Data for the task

--

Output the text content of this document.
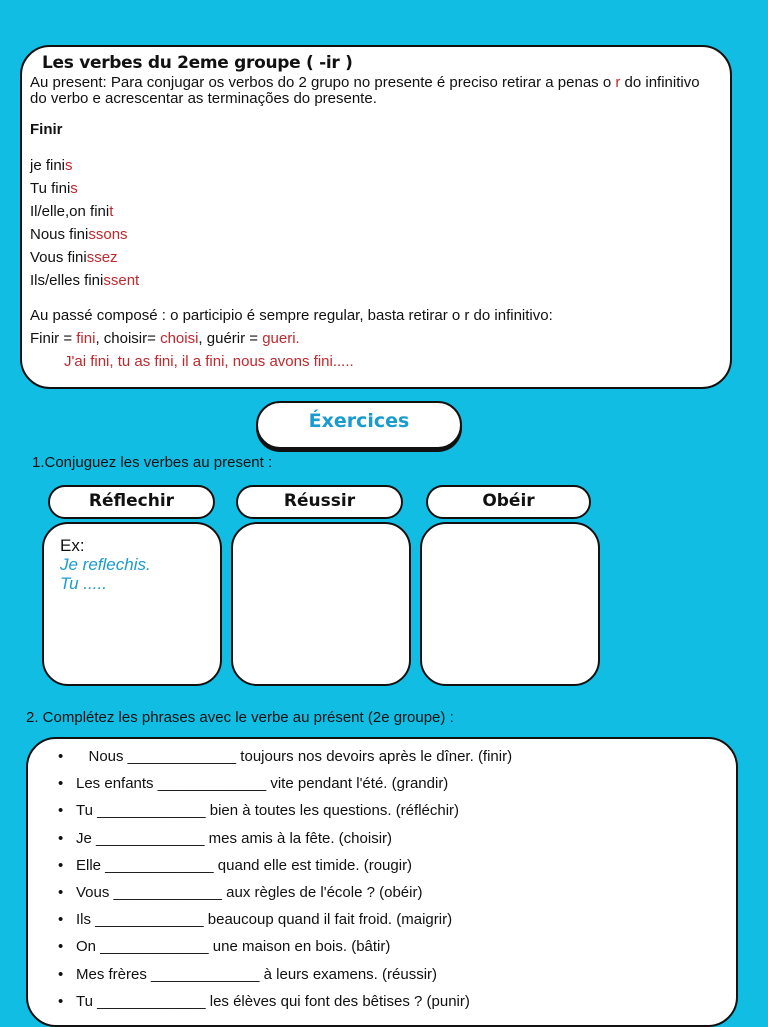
Les verbes du 2eme groupe ( -ir )

Au present: Para conjugar os verbos do 2 grupo no presente é preciso retirar a penas o r do infinitivo do verbo e acrescentar as terminações do presente.

Finir

je finis

Tu finis

Il/elle,on finit

Nous finissons

Vous finissez

Ils/elles finissent

Au passé composé : o participio é sempre regular, basta retirar o r do infinitivo:

Finir = fini, choisir= choisi, guérir = gueri.

J'ai fini, tu as fini, il a fini, nous avons fini.....

Éxercices
1.Conjuguez les verbes au present :
Réflechir	Réussir	Obéir
Ex:
Je reflechis.
Tu .....
2. Complétez les phrases avec le verbe au présent (2e groupe) :
•   Nous _____________ toujours nos devoirs après le dîner. (finir)
• Les enfants _____________ vite pendant l'été. (grandir)
• Tu _____________ bien à toutes les questions. (réfléchir)
• Je _____________ mes amis à la fête. (choisir)
• Elle _____________ quand elle est timide. (rougir)
• Vous _____________ aux règles de l'école ? (obéir)
• Ils _____________ beaucoup quand il fait froid. (maigrir)
• On _____________ une maison en bois. (bâtir)
• Mes frères _____________ à leurs examens. (réussir)
• Tu _____________ les élèves qui font des bêtises ? (punir)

--

Task brief
Reproduce the listing above exactly, excluding all pictures.

Task answer
Output the text content of this document.
Les verbes du 2eme groupe ( -ir )

Au present: Para conjugar os verbos do 2 grupo no presente é preciso retirar a penas o r do infinitivo do verbo e acrescentar as terminações do presente.

Finir

je finis

Tu finis

Il/elle,on finit

Nous finissons

Vous finissez

Ils/elles finissent

Au passé composé : o participio é sempre regular, basta retirar o r do infinitivo:

Finir = fini, choisir= choisi, guérir = gueri.

J'ai fini, tu as fini, il a fini, nous avons fini.....

Éxercices
1.Conjuguez les verbes au present :
Réflechir	Réussir	Obéir
Ex:
Je reflechis.
Tu .....
2. Complétez les phrases avec le verbe au présent (2e groupe) :
•   Nous _____________ toujours nos devoirs après le dîner. (finir)
• Les enfants _____________ vite pendant l'été. (grandir)
• Tu _____________ bien à toutes les questions. (réfléchir)
• Je _____________ mes amis à la fête. (choisir)
• Elle _____________ quand elle est timide. (rougir)
• Vous _____________ aux règles de l'école ? (obéir)
• Ils _____________ beaucoup quand il fait froid. (maigrir)
• On _____________ une maison en bois. (bâtir)
• Mes frères _____________ à leurs examens. (réussir)
• Tu _____________ les élèves qui font des bêtises ? (punir)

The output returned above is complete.